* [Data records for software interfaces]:
== Segment start ==

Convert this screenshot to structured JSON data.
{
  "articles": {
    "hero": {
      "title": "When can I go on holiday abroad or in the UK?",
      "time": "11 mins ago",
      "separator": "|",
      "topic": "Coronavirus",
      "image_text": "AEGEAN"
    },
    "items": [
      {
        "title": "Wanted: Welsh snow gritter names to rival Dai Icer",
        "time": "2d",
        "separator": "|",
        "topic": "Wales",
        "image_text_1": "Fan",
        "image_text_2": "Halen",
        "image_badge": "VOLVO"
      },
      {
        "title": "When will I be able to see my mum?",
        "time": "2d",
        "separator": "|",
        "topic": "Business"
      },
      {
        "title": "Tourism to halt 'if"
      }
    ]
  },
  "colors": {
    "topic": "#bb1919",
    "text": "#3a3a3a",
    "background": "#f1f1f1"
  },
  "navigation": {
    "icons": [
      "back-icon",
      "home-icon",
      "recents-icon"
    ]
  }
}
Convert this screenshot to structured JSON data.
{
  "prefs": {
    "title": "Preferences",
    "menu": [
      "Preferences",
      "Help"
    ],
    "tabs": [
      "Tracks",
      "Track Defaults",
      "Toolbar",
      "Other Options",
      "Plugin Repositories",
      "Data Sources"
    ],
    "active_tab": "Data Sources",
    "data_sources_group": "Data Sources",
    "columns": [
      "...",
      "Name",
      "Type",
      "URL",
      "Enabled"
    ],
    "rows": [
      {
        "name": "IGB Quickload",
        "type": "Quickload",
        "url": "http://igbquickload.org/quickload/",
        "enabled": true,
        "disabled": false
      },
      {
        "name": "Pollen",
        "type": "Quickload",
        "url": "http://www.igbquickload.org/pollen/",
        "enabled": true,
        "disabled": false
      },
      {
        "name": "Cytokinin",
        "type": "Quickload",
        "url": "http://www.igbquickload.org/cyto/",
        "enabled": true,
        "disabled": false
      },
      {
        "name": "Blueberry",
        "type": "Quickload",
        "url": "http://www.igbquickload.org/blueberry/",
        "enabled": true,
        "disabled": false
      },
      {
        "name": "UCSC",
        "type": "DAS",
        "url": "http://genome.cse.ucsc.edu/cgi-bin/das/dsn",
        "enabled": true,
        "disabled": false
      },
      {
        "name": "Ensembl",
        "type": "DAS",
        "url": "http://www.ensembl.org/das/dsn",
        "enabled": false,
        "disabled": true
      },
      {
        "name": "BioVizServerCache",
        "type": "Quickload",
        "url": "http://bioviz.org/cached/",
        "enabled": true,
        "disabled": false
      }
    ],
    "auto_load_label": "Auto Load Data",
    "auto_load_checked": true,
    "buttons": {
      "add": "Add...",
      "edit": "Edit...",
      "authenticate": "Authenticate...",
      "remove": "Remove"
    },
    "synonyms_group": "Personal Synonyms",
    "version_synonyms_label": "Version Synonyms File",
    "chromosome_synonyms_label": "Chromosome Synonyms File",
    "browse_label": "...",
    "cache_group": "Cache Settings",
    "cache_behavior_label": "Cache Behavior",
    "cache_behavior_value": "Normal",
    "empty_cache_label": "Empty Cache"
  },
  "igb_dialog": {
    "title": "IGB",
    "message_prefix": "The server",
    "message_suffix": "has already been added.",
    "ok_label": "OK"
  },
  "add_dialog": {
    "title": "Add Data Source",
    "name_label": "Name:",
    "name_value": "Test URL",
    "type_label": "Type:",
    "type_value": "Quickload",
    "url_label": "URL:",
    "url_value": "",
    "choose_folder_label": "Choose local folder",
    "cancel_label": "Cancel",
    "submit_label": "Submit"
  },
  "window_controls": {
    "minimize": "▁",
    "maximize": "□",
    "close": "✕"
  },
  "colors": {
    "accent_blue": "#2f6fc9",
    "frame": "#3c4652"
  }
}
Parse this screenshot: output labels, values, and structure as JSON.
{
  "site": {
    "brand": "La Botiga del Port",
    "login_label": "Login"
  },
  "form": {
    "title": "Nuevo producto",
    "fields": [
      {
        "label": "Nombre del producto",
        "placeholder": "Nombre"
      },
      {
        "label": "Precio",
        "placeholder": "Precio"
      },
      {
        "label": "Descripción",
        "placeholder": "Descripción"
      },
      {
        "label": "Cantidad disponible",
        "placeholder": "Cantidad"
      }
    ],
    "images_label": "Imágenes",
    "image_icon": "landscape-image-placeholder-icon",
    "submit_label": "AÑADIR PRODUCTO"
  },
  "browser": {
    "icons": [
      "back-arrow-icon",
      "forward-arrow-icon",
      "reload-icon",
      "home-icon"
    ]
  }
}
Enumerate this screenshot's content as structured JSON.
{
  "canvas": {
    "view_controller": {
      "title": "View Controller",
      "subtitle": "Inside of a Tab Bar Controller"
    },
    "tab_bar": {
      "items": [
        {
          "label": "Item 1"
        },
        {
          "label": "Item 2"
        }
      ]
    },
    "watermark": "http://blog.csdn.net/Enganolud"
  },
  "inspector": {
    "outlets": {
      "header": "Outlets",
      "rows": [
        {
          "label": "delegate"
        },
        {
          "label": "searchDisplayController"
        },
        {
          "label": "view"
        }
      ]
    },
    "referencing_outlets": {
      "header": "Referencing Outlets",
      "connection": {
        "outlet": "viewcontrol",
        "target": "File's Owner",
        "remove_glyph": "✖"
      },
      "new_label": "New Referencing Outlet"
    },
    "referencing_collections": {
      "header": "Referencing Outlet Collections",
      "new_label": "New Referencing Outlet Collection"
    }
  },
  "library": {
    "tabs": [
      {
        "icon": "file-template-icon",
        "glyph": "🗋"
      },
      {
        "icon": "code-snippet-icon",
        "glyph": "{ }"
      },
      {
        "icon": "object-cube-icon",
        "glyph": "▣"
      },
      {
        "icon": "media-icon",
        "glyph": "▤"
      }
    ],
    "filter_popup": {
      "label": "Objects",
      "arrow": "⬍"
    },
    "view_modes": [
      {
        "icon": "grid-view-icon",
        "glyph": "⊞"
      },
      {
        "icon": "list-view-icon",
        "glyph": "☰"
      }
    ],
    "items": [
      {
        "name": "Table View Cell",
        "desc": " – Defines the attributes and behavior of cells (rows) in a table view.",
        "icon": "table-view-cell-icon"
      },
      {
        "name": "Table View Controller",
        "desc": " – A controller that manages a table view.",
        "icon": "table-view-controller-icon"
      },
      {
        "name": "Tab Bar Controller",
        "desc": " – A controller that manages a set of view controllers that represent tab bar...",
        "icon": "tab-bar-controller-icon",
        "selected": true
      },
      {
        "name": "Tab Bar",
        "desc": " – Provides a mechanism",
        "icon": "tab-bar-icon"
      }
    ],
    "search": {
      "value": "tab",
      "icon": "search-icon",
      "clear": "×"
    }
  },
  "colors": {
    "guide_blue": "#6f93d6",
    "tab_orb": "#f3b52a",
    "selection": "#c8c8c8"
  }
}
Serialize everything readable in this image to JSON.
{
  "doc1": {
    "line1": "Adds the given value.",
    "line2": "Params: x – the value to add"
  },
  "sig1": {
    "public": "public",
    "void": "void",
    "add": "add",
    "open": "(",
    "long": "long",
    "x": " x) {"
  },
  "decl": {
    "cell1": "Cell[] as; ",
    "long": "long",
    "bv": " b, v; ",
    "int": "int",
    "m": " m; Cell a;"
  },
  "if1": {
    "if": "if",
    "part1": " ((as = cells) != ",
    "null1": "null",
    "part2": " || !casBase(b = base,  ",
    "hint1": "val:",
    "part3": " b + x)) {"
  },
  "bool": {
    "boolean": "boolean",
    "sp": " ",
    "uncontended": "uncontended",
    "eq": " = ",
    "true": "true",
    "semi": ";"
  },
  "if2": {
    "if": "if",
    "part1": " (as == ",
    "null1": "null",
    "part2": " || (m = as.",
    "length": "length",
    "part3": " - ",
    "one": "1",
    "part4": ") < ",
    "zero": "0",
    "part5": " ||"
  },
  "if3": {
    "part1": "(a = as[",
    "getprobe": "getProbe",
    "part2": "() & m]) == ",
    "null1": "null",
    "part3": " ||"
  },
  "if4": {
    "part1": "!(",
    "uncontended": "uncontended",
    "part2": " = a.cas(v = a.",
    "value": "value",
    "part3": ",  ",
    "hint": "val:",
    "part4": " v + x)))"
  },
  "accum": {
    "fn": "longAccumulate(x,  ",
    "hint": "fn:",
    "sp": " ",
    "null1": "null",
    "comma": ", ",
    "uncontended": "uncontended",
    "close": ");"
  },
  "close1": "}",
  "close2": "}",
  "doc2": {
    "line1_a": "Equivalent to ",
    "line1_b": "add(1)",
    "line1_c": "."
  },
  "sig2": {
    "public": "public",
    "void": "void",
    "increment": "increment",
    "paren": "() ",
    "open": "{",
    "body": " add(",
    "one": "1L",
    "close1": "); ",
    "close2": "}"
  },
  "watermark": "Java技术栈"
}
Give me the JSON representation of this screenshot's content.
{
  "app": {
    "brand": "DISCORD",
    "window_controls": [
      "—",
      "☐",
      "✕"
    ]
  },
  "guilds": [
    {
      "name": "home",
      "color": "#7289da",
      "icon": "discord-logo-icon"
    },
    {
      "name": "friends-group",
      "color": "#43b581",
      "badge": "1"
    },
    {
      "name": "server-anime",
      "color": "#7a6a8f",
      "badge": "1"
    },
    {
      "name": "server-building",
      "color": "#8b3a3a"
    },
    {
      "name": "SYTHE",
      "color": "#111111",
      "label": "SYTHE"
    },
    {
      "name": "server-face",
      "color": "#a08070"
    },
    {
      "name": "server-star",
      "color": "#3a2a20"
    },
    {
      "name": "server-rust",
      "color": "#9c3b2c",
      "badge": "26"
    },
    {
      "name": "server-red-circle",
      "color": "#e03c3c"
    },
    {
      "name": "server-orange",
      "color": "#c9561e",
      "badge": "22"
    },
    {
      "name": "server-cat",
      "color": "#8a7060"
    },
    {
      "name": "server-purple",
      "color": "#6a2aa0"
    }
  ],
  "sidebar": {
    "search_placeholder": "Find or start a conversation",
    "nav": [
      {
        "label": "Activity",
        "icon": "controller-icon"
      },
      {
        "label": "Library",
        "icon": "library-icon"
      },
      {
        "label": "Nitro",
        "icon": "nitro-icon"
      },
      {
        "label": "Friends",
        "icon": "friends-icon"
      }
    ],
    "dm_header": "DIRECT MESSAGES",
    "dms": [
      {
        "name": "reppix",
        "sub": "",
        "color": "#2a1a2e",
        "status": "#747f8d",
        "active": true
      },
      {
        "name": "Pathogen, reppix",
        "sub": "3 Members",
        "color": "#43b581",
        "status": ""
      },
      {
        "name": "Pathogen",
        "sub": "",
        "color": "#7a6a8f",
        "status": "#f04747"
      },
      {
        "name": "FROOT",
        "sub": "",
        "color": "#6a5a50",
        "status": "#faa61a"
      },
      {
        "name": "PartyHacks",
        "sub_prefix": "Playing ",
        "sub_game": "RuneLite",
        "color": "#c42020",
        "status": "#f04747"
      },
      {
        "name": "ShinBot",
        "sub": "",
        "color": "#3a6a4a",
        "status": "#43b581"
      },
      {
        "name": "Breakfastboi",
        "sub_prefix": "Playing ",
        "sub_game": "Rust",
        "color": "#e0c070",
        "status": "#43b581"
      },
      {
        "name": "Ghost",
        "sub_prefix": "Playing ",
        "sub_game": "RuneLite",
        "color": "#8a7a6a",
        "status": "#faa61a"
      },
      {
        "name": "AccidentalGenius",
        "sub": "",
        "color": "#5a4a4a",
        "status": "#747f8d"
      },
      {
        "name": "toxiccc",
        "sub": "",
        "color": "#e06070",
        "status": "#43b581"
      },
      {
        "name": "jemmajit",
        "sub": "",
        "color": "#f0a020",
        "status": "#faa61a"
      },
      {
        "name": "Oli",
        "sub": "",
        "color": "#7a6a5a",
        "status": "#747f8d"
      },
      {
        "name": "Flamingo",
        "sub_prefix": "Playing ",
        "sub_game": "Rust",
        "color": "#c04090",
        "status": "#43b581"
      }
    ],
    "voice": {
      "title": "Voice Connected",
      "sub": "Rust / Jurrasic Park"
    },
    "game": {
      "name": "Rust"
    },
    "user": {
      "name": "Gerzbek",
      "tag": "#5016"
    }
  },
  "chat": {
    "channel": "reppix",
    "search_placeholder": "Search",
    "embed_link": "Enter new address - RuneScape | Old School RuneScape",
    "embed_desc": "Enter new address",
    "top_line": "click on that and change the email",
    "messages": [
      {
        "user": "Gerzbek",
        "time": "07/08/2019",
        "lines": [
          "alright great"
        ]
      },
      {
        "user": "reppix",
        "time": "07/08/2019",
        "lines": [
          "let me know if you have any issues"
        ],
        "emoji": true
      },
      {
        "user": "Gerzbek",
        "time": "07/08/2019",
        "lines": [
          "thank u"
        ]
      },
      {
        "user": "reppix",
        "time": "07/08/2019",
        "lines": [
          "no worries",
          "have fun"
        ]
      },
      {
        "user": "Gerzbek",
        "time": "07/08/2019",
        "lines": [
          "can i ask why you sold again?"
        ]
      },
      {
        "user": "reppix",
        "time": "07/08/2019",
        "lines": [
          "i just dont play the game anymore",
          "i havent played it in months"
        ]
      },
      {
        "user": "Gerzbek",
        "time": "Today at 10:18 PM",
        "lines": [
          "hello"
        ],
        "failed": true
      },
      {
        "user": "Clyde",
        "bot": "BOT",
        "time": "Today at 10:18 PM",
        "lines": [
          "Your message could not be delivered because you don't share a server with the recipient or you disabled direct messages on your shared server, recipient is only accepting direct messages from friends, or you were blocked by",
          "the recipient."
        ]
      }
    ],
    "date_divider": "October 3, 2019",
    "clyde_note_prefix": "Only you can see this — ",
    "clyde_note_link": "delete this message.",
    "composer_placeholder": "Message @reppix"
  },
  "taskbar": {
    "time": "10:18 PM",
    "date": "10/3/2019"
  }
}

== Segment end ==

* [What you should do]: Show every line above where "watermark" is found.

* [Answer area]:
    "watermark": "http://blog.csdn.net/Enganolud"
  "watermark": "Java技术栈"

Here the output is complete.